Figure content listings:
※ ※ ※
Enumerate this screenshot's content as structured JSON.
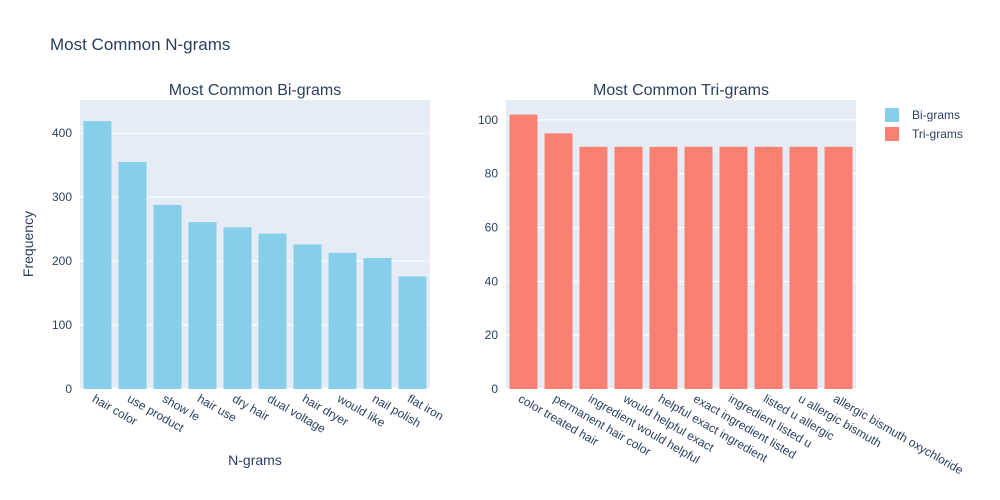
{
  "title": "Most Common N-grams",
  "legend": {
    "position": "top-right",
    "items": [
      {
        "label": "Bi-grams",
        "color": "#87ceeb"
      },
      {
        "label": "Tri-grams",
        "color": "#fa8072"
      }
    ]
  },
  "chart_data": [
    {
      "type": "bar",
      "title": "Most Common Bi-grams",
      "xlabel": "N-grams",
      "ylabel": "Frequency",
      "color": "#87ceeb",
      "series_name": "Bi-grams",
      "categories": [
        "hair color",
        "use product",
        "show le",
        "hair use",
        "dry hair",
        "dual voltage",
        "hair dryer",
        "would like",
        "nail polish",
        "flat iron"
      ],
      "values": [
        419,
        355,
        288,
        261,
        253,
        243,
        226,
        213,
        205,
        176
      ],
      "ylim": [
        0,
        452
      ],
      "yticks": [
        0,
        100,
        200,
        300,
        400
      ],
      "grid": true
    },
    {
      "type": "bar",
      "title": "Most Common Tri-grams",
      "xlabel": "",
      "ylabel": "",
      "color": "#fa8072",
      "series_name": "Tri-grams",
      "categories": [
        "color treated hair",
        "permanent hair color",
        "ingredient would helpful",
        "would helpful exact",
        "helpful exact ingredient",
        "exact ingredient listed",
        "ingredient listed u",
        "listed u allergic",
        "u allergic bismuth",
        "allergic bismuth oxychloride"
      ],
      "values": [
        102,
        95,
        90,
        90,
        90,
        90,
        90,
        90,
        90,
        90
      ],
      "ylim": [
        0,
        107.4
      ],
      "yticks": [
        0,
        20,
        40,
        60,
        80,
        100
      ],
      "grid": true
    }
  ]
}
※ ※ ※
**Task description**.
Search the entries for "bismuth" and copy out each line that has it.

**Task output**.
        "u allergic bismuth",
        "allergic bismuth oxychloride"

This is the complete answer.